● EXERCISE AIM: Would you write out the listing verbatim and skip every picture in it?

● DATA SHOWN:
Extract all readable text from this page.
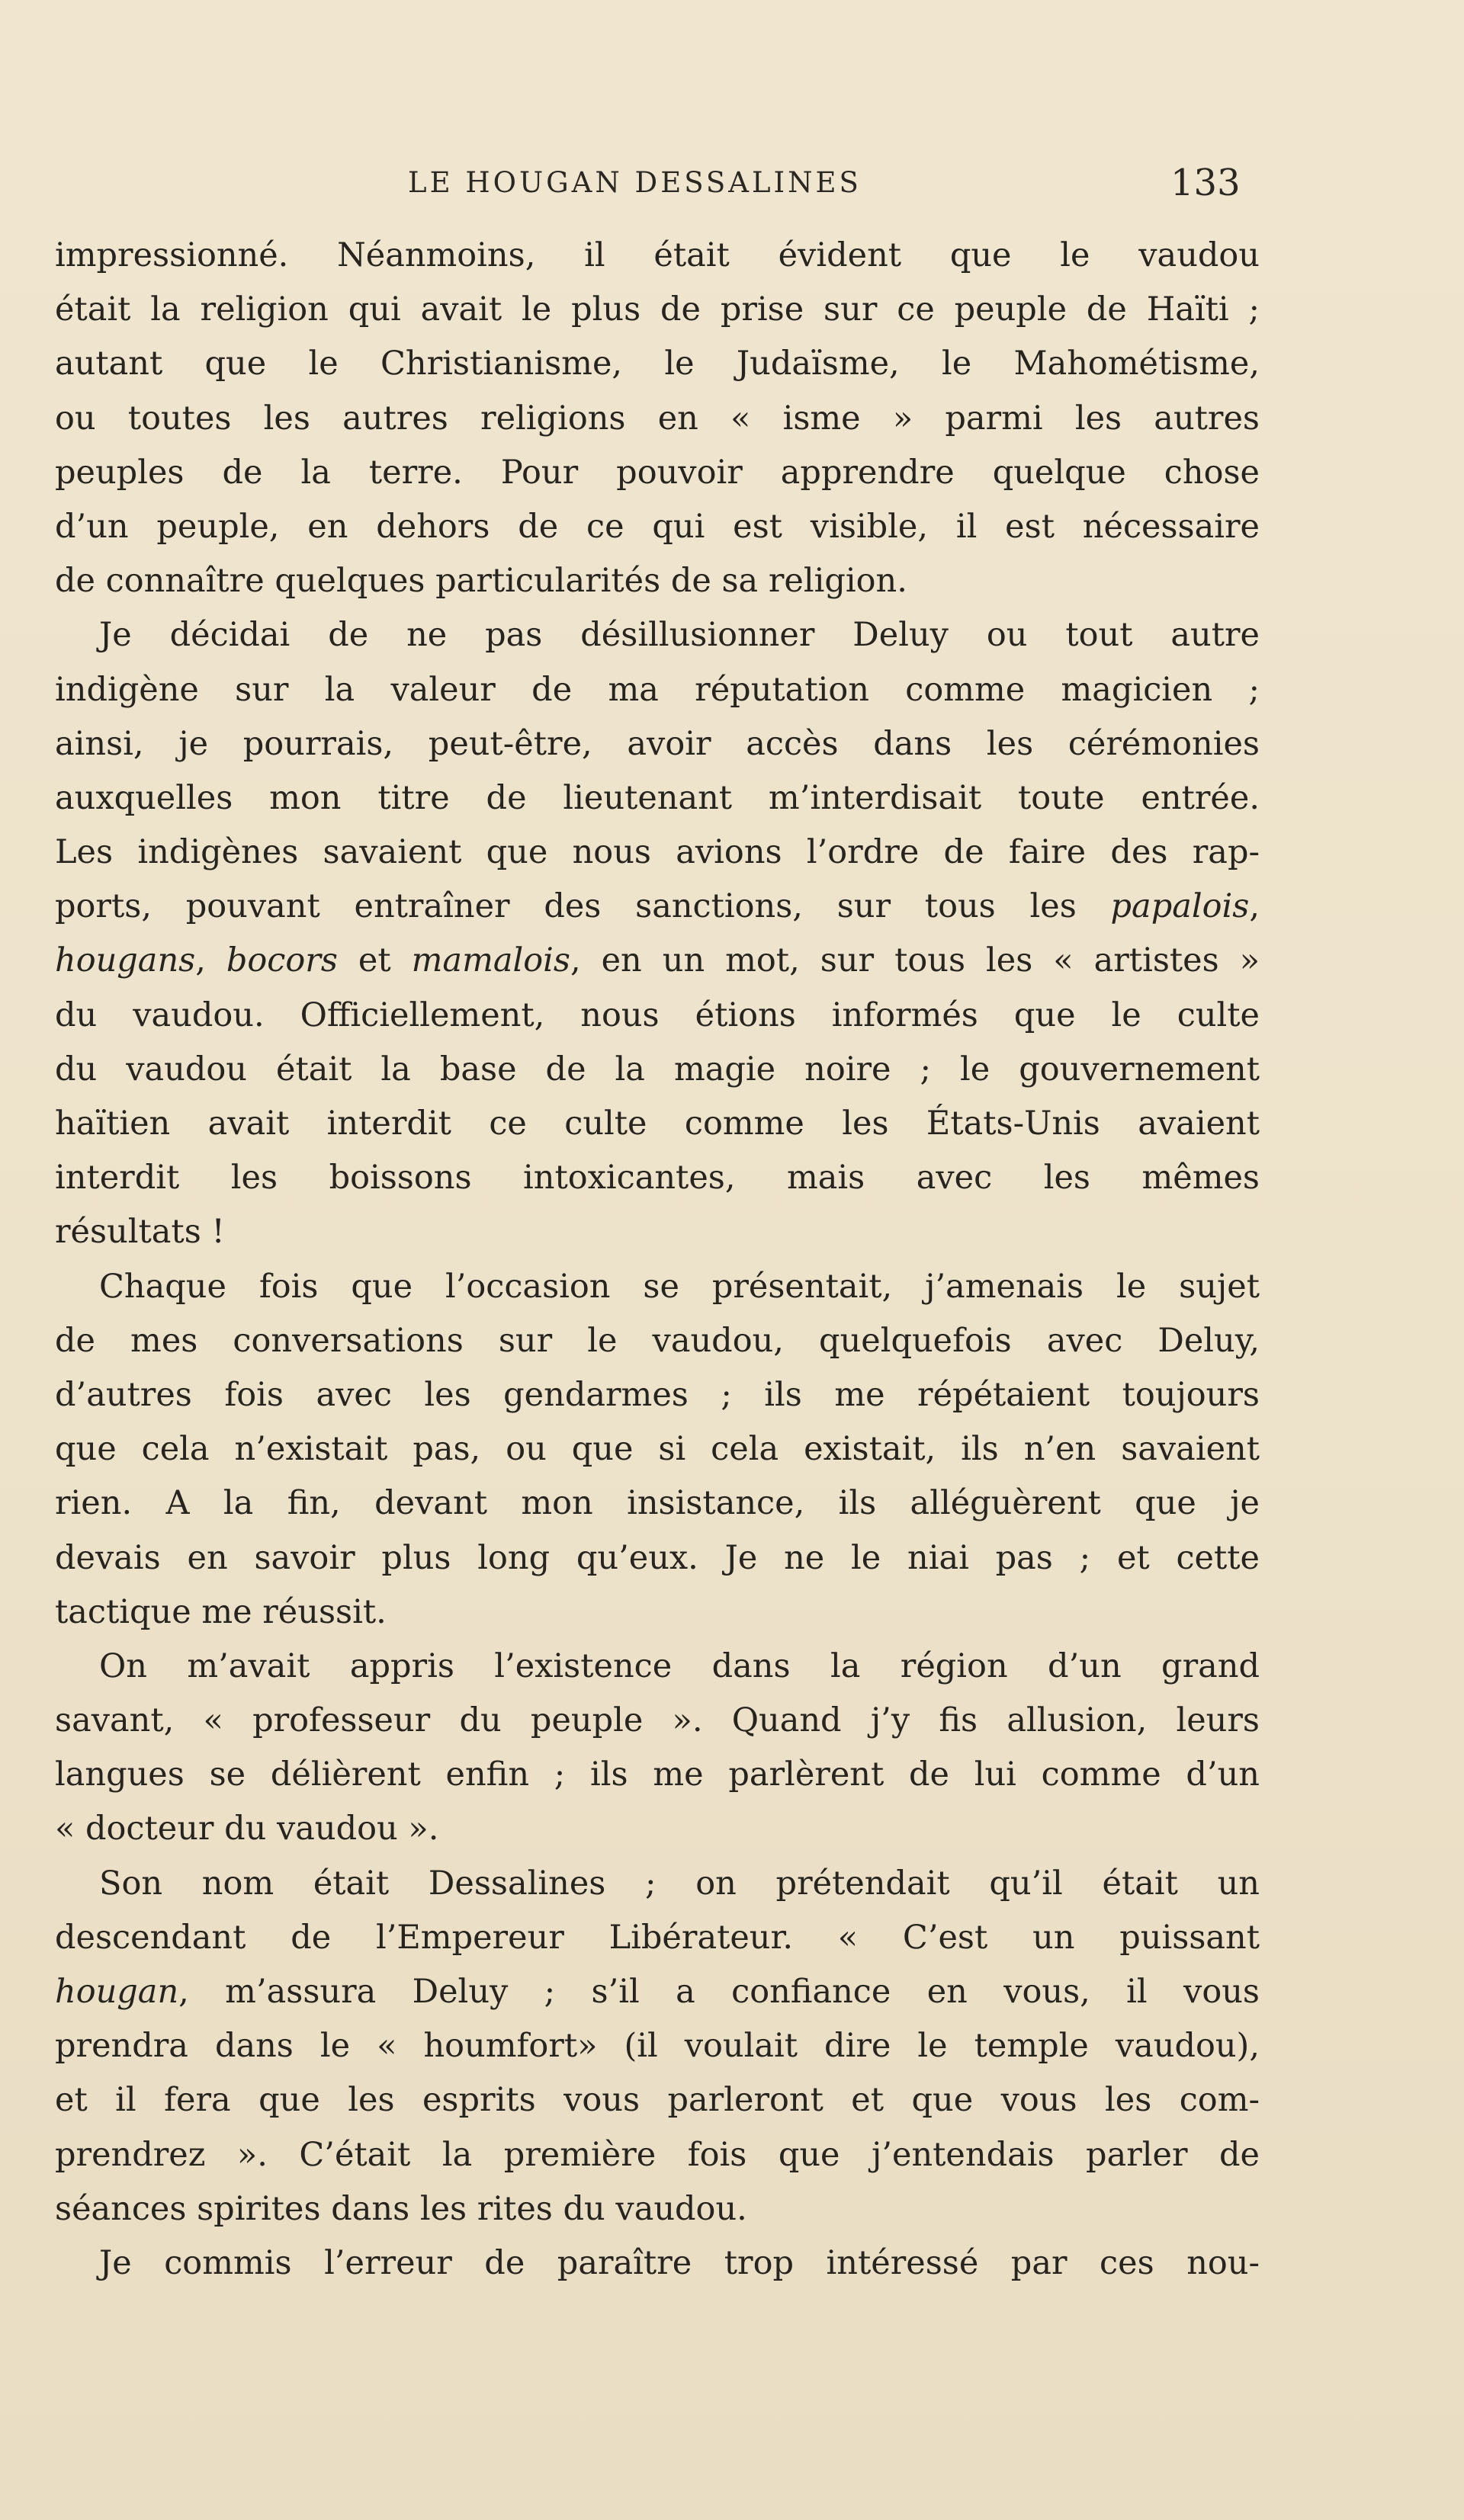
LE HOUGAN DESSALINES	133
impressionné. Néanmoins, il était évident que le vaudou
était la religion qui avait le plus de prise sur ce peuple de Haïti ;
autant que le Christianisme, le Judaïsme, le Mahométisme,
ou toutes les autres religions en « isme » parmi les autres
peuples de la terre. Pour pouvoir apprendre quelque chose
d’un peuple, en dehors de ce qui est visible, il est nécessaire
de connaître quelques particularités de sa religion.
Je décidai de ne pas désillusionner Deluy ou tout autre
indigène sur la valeur de ma réputation comme magicien ;
ainsi, je pourrais, peut-être, avoir accès dans les cérémonies
auxquelles mon titre de lieutenant m’interdisait toute entrée.
Les indigènes savaient que nous avions l’ordre de faire des rap-
ports, pouvant entraîner des sanctions, sur tous les papalois,
hougans, bocors et mamalois, en un mot, sur tous les « artistes »
du vaudou. Officiellement, nous étions informés que le culte
du vaudou était la base de la magie noire ; le gouvernement
haïtien avait interdit ce culte comme les États-Unis avaient
interdit les boissons intoxicantes, mais avec les mêmes
résultats !
Chaque fois que l’occasion se présentait, j’amenais le sujet
de mes conversations sur le vaudou, quelquefois avec Deluy,
d’autres fois avec les gendarmes ; ils me répétaient toujours
que cela n’existait pas, ou que si cela existait, ils n’en savaient
rien. A la fin, devant mon insistance, ils alléguèrent que je
devais en savoir plus long qu’eux. Je ne le niai pas ; et cette
tactique me réussit.
On m’avait appris l’existence dans la région d’un grand
savant, « professeur du peuple ». Quand j’y fis allusion, leurs
langues se délièrent enfin ; ils me parlèrent de lui comme d’un
« docteur du vaudou ».
Son nom était Dessalines ; on prétendait qu’il était un
descendant de l’Empereur Libérateur. « C’est un puissant
hougan, m’assura Deluy ; s’il a confiance en vous, il vous
prendra dans le « houmfort» (il voulait dire le temple vaudou),
et il fera que les esprits vous parleront et que vous les com-
prendrez ». C’était la première fois que j’entendais parler de
séances spirites dans les rites du vaudou.
Je commis l’erreur de paraître trop intéressé par ces nou-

● TASK RESPONSE:
Extract all readable text from this page.
LE HOUGAN DESSALINES	133
impressionné. Néanmoins, il était évident que le vaudou
était la religion qui avait le plus de prise sur ce peuple de Haïti ;
autant que le Christianisme, le Judaïsme, le Mahométisme,
ou toutes les autres religions en « isme » parmi les autres
peuples de la terre. Pour pouvoir apprendre quelque chose
d’un peuple, en dehors de ce qui est visible, il est nécessaire
de connaître quelques particularités de sa religion.
Je décidai de ne pas désillusionner Deluy ou tout autre
indigène sur la valeur de ma réputation comme magicien ;
ainsi, je pourrais, peut-être, avoir accès dans les cérémonies
auxquelles mon titre de lieutenant m’interdisait toute entrée.
Les indigènes savaient que nous avions l’ordre de faire des rap-
ports, pouvant entraîner des sanctions, sur tous les papalois,
hougans, bocors et mamalois, en un mot, sur tous les « artistes »
du vaudou. Officiellement, nous étions informés que le culte
du vaudou était la base de la magie noire ; le gouvernement
haïtien avait interdit ce culte comme les États-Unis avaient
interdit les boissons intoxicantes, mais avec les mêmes
résultats !
Chaque fois que l’occasion se présentait, j’amenais le sujet
de mes conversations sur le vaudou, quelquefois avec Deluy,
d’autres fois avec les gendarmes ; ils me répétaient toujours
que cela n’existait pas, ou que si cela existait, ils n’en savaient
rien. A la fin, devant mon insistance, ils alléguèrent que je
devais en savoir plus long qu’eux. Je ne le niai pas ; et cette
tactique me réussit.
On m’avait appris l’existence dans la région d’un grand
savant, « professeur du peuple ». Quand j’y fis allusion, leurs
langues se délièrent enfin ; ils me parlèrent de lui comme d’un
« docteur du vaudou ».
Son nom était Dessalines ; on prétendait qu’il était un
descendant de l’Empereur Libérateur. « C’est un puissant
hougan, m’assura Deluy ; s’il a confiance en vous, il vous
prendra dans le « houmfort» (il voulait dire le temple vaudou),
et il fera que les esprits vous parleront et que vous les com-
prendrez ». C’était la première fois que j’entendais parler de
séances spirites dans les rites du vaudou.
Je commis l’erreur de paraître trop intéressé par ces nou-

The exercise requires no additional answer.